GIVEN PROBLEM - Where the data below has the string "进攻型中场", return the whole line.

SUPPLIED DATA -
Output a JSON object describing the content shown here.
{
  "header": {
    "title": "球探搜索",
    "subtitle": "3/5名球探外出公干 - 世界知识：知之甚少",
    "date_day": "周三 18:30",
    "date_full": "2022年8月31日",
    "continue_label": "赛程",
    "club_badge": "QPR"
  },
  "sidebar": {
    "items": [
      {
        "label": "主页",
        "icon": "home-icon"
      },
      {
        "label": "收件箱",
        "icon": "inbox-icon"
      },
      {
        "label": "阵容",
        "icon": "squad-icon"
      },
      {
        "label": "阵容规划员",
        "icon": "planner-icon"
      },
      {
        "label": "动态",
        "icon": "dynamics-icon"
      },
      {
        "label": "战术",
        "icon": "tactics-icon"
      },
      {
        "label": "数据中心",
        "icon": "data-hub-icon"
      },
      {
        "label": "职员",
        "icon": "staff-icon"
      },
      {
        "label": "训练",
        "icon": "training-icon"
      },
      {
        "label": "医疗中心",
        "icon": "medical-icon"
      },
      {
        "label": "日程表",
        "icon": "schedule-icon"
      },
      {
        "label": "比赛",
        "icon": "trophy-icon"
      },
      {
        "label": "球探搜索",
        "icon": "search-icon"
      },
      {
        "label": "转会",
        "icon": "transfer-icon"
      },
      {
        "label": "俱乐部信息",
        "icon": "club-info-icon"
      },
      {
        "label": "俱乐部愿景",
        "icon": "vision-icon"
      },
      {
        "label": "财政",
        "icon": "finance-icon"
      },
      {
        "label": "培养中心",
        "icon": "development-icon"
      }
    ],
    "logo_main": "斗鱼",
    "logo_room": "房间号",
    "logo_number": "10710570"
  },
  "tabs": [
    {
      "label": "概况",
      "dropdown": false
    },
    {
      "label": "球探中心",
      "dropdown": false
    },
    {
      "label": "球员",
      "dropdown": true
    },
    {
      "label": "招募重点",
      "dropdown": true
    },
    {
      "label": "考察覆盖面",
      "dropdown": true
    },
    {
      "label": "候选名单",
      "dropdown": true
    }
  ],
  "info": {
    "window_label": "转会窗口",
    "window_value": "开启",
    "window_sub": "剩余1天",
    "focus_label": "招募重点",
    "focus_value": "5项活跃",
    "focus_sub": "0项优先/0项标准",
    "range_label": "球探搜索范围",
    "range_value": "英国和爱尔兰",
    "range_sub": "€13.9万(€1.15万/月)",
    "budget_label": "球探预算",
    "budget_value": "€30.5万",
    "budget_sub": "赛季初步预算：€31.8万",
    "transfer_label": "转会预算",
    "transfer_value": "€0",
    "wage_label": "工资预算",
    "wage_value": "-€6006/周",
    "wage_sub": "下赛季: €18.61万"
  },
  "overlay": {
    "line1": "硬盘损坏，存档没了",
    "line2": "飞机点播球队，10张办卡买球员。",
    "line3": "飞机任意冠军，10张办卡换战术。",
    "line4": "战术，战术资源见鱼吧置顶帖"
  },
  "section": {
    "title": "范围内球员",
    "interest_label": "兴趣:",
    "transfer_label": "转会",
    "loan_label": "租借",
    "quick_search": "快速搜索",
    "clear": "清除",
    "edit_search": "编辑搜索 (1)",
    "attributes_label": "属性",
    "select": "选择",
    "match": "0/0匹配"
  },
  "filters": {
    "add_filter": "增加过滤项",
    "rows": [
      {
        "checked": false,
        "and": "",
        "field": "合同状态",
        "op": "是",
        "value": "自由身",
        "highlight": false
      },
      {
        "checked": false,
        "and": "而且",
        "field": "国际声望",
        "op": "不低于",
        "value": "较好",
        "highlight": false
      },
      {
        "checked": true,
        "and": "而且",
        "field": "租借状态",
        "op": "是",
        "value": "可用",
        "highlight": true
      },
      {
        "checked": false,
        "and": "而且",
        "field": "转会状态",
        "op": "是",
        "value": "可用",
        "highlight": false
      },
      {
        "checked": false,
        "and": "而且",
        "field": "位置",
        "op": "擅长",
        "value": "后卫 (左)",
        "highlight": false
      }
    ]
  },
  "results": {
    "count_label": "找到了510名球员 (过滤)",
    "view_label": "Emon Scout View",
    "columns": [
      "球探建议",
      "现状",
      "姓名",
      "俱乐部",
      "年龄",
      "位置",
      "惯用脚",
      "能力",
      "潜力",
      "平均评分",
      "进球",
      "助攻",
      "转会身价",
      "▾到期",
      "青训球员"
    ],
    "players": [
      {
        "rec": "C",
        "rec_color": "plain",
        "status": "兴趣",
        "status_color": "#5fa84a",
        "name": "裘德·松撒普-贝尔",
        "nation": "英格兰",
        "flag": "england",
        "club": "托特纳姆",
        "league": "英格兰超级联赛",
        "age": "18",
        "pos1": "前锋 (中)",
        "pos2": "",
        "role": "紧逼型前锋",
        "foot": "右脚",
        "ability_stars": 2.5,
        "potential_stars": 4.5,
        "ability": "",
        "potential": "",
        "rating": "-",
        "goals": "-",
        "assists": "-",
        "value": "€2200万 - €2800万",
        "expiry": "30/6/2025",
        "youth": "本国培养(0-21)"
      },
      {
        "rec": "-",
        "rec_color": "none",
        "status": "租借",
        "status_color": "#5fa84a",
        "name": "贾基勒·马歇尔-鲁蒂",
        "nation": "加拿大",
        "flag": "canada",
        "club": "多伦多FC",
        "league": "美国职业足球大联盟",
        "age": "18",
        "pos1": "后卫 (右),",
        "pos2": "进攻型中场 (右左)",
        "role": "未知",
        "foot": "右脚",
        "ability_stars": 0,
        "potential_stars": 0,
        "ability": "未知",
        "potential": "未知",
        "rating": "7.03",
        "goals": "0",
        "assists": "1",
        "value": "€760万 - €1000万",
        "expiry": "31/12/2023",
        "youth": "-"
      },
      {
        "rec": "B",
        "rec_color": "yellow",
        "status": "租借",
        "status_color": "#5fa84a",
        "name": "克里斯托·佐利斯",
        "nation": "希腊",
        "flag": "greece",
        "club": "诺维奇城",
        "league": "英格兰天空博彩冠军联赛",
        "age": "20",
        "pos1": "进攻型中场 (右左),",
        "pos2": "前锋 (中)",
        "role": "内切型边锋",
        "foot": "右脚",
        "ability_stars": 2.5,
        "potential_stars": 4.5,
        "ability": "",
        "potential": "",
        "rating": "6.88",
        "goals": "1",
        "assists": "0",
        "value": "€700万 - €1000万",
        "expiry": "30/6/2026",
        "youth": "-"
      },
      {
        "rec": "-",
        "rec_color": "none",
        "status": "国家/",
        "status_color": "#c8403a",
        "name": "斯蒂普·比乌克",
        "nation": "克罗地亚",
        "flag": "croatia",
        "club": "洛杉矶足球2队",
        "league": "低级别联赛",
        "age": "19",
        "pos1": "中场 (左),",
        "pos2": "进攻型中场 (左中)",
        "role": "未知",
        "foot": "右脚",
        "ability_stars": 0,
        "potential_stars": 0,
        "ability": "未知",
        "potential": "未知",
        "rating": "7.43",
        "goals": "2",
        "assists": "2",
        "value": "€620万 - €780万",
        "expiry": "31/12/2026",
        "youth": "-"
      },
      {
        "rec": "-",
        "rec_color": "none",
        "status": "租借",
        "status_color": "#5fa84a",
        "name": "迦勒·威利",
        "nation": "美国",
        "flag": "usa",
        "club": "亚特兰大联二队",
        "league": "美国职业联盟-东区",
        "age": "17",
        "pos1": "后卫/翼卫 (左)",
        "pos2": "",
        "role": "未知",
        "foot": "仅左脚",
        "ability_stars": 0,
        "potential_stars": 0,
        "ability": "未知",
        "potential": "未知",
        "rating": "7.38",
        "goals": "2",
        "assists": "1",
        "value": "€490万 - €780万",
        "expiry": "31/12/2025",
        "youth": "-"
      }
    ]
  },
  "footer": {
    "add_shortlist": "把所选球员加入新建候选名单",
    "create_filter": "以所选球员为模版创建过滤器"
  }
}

EXERCISE OUTPUT -
        "pos2": "进攻型中场 (右左)",
        "pos1": "进攻型中场 (右左),",
        "pos2": "进攻型中场 (左中)",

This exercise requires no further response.